**REQUIREMENT**
Transcribe the records that follow exactly. Skip the pictures.

**INFORMATION SHOWN**
= = = =

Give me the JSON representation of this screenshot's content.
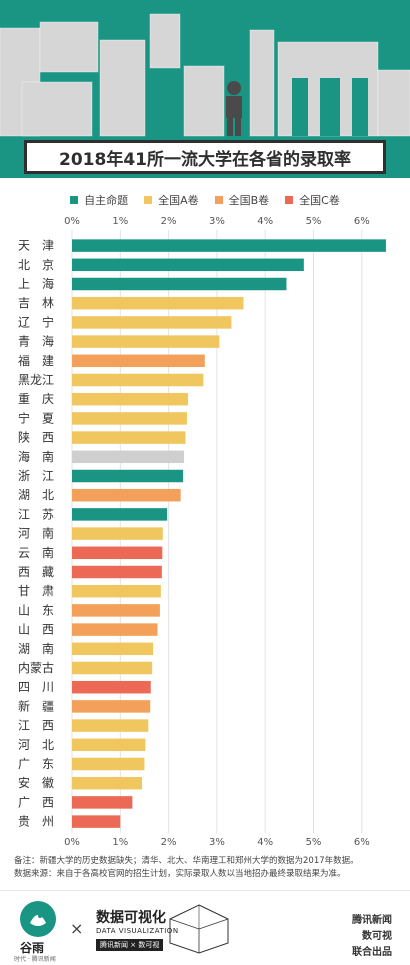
{
  "header": {
    "title": "2018年41所一流大学在各省的录取率",
    "colors": {
      "band": "#1a9584",
      "building": "#d9d9d9"
    }
  },
  "legend": [
    {
      "label": "自主命题",
      "color": "#1a9584"
    },
    {
      "label": "全国A卷",
      "color": "#f0c75e"
    },
    {
      "label": "全国B卷",
      "color": "#f3a05a"
    },
    {
      "label": "全国C卷",
      "color": "#ec6a55"
    }
  ],
  "chart_data": {
    "type": "bar",
    "orientation": "horizontal",
    "x_unit": "%",
    "xlim": [
      0,
      6.5
    ],
    "x_ticks": [
      "0%",
      "1%",
      "2%",
      "3%",
      "4%",
      "5%",
      "6%"
    ],
    "grid": true,
    "categories": [
      "天津",
      "北京",
      "上海",
      "吉林",
      "辽宁",
      "青海",
      "福建",
      "黑龙江",
      "重庆",
      "宁夏",
      "陕西",
      "海南",
      "浙江",
      "湖北",
      "江苏",
      "河南",
      "云南",
      "西藏",
      "甘肃",
      "山东",
      "山西",
      "湖南",
      "内蒙古",
      "四川",
      "新疆",
      "江西",
      "河北",
      "广东",
      "安徽",
      "广西",
      "贵州"
    ],
    "display_labels": [
      "天　津",
      "北　京",
      "上　海",
      "吉　林",
      "辽　宁",
      "青　海",
      "福　建",
      "黑龙江",
      "重　庆",
      "宁　夏",
      "陕　西",
      "海　南",
      "浙　江",
      "湖　北",
      "江　苏",
      "河　南",
      "云　南",
      "西　藏",
      "甘　肃",
      "山　东",
      "山　西",
      "湖　南",
      "内蒙古",
      "四　川",
      "新　疆",
      "江　西",
      "河　北",
      "广　东",
      "安　徽",
      "广　西",
      "贵　州"
    ],
    "values": [
      6.5,
      4.8,
      4.44,
      3.55,
      3.3,
      3.05,
      2.75,
      2.72,
      2.4,
      2.38,
      2.35,
      2.32,
      2.3,
      2.25,
      1.97,
      1.88,
      1.87,
      1.86,
      1.84,
      1.82,
      1.77,
      1.68,
      1.66,
      1.63,
      1.62,
      1.58,
      1.52,
      1.5,
      1.45,
      1.25,
      1.0
    ],
    "groups": [
      "自主命题",
      "自主命题",
      "自主命题",
      "全国A卷",
      "全国A卷",
      "全国A卷",
      "全国B卷",
      "全国A卷",
      "全国A卷",
      "全国A卷",
      "全国A卷",
      "其他",
      "自主命题",
      "全国B卷",
      "自主命题",
      "全国A卷",
      "全国C卷",
      "全国C卷",
      "全国A卷",
      "全国B卷",
      "全国B卷",
      "全国A卷",
      "全国A卷",
      "全国C卷",
      "全国B卷",
      "全国A卷",
      "全国A卷",
      "全国A卷",
      "全国A卷",
      "全国C卷",
      "全国C卷"
    ],
    "group_colors": {
      "自主命题": "#1a9584",
      "全国A卷": "#f0c75e",
      "全国B卷": "#f3a05a",
      "全国C卷": "#ec6a55",
      "其他": "#cfcfcf"
    }
  },
  "notes": {
    "line1": "备注：新疆大学的历史数据缺失；清华、北大、华南理工和郑州大学的数据为2017年数据。",
    "line2": "数据来源：来自于各高校官网的招生计划，实际录取人数以当地招办最终录取结果为准。"
  },
  "footer": {
    "logo_text": "谷雨",
    "logo_sub": "时代 · 腾讯新闻",
    "times_symbol": "×",
    "brand_cn": "数据可视化",
    "brand_en": "DATA VISUALIZATION",
    "brand_sub": "腾讯新闻 × 数可视",
    "credit1": "腾讯新闻",
    "credit2": "数可视",
    "credit3": "联合出品"
  }
}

= = = =

**COMPLETE RESPONSE**
Give me the JSON representation of this screenshot's content.
{
  "header": {
    "title": "2018年41所一流大学在各省的录取率",
    "colors": {
      "band": "#1a9584",
      "building": "#d9d9d9"
    }
  },
  "legend": [
    {
      "label": "自主命题",
      "color": "#1a9584"
    },
    {
      "label": "全国A卷",
      "color": "#f0c75e"
    },
    {
      "label": "全国B卷",
      "color": "#f3a05a"
    },
    {
      "label": "全国C卷",
      "color": "#ec6a55"
    }
  ],
  "chart_data": {
    "type": "bar",
    "orientation": "horizontal",
    "x_unit": "%",
    "xlim": [
      0,
      6.5
    ],
    "x_ticks": [
      "0%",
      "1%",
      "2%",
      "3%",
      "4%",
      "5%",
      "6%"
    ],
    "grid": true,
    "categories": [
      "天津",
      "北京",
      "上海",
      "吉林",
      "辽宁",
      "青海",
      "福建",
      "黑龙江",
      "重庆",
      "宁夏",
      "陕西",
      "海南",
      "浙江",
      "湖北",
      "江苏",
      "河南",
      "云南",
      "西藏",
      "甘肃",
      "山东",
      "山西",
      "湖南",
      "内蒙古",
      "四川",
      "新疆",
      "江西",
      "河北",
      "广东",
      "安徽",
      "广西",
      "贵州"
    ],
    "display_labels": [
      "天　津",
      "北　京",
      "上　海",
      "吉　林",
      "辽　宁",
      "青　海",
      "福　建",
      "黑龙江",
      "重　庆",
      "宁　夏",
      "陕　西",
      "海　南",
      "浙　江",
      "湖　北",
      "江　苏",
      "河　南",
      "云　南",
      "西　藏",
      "甘　肃",
      "山　东",
      "山　西",
      "湖　南",
      "内蒙古",
      "四　川",
      "新　疆",
      "江　西",
      "河　北",
      "广　东",
      "安　徽",
      "广　西",
      "贵　州"
    ],
    "values": [
      6.5,
      4.8,
      4.44,
      3.55,
      3.3,
      3.05,
      2.75,
      2.72,
      2.4,
      2.38,
      2.35,
      2.32,
      2.3,
      2.25,
      1.97,
      1.88,
      1.87,
      1.86,
      1.84,
      1.82,
      1.77,
      1.68,
      1.66,
      1.63,
      1.62,
      1.58,
      1.52,
      1.5,
      1.45,
      1.25,
      1.0
    ],
    "groups": [
      "自主命题",
      "自主命题",
      "自主命题",
      "全国A卷",
      "全国A卷",
      "全国A卷",
      "全国B卷",
      "全国A卷",
      "全国A卷",
      "全国A卷",
      "全国A卷",
      "其他",
      "自主命题",
      "全国B卷",
      "自主命题",
      "全国A卷",
      "全国C卷",
      "全国C卷",
      "全国A卷",
      "全国B卷",
      "全国B卷",
      "全国A卷",
      "全国A卷",
      "全国C卷",
      "全国B卷",
      "全国A卷",
      "全国A卷",
      "全国A卷",
      "全国A卷",
      "全国C卷",
      "全国C卷"
    ],
    "group_colors": {
      "自主命题": "#1a9584",
      "全国A卷": "#f0c75e",
      "全国B卷": "#f3a05a",
      "全国C卷": "#ec6a55",
      "其他": "#cfcfcf"
    }
  },
  "notes": {
    "line1": "备注：新疆大学的历史数据缺失；清华、北大、华南理工和郑州大学的数据为2017年数据。",
    "line2": "数据来源：来自于各高校官网的招生计划，实际录取人数以当地招办最终录取结果为准。"
  },
  "footer": {
    "logo_text": "谷雨",
    "logo_sub": "时代 · 腾讯新闻",
    "times_symbol": "×",
    "brand_cn": "数据可视化",
    "brand_en": "DATA VISUALIZATION",
    "brand_sub": "腾讯新闻 × 数可视",
    "credit1": "腾讯新闻",
    "credit2": "数可视",
    "credit3": "联合出品"
  }
}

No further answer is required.